» **Exercise directions**
Gather each line in the entries that includes the string "ビジネスの安全を維持する上で欠かせない存在".

——————

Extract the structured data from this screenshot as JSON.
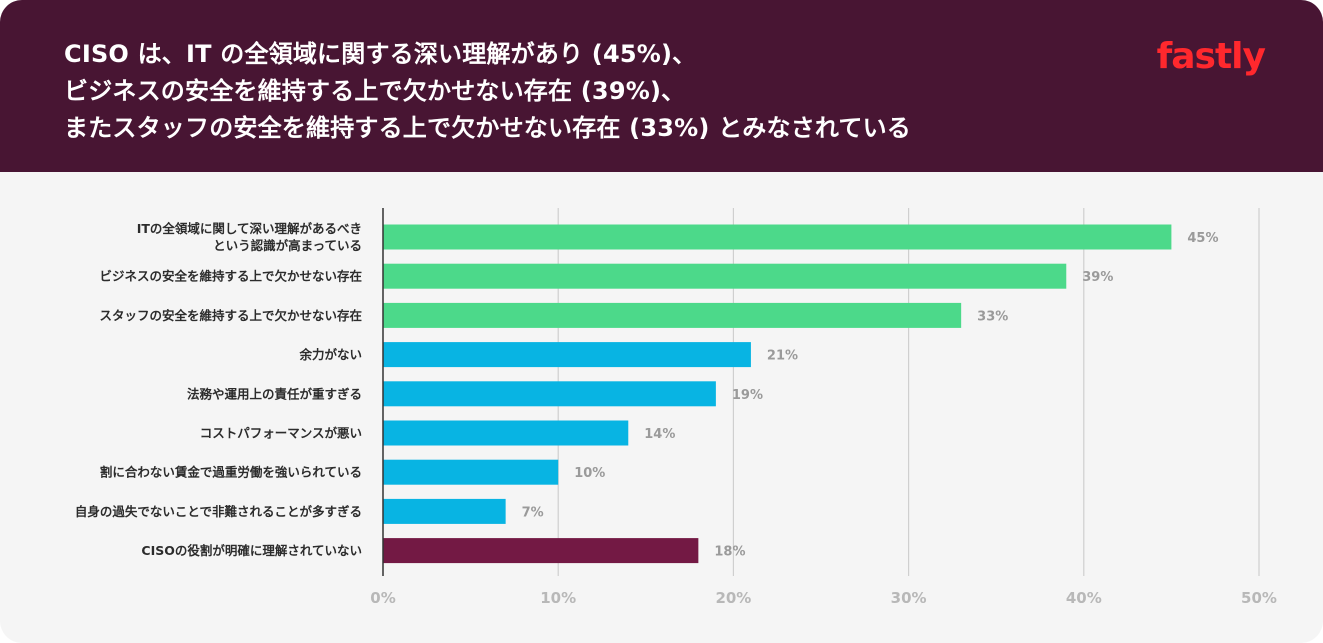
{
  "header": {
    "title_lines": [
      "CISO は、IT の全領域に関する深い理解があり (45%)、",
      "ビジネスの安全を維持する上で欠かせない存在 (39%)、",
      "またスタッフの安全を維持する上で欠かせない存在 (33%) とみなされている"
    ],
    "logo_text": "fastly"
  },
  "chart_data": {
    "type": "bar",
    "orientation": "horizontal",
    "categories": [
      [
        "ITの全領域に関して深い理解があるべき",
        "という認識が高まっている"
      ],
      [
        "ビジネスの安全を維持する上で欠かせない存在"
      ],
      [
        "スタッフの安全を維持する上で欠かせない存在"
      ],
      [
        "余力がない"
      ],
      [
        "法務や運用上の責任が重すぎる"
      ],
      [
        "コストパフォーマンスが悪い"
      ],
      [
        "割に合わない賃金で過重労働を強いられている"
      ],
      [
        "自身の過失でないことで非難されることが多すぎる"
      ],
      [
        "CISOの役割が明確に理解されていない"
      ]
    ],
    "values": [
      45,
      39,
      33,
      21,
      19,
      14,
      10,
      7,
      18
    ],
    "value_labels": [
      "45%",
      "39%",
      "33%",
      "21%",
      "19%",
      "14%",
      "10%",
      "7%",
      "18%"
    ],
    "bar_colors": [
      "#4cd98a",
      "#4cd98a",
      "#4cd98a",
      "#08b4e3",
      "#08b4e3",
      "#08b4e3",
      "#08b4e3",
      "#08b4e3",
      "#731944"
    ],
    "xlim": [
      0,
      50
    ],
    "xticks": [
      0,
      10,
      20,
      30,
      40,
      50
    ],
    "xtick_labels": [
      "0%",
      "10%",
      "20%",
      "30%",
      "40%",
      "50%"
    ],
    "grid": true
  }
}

——————

» **Response**
      "ビジネスの安全を維持する上で欠かせない存在 (39%)、",
        "ビジネスの安全を維持する上で欠かせない存在"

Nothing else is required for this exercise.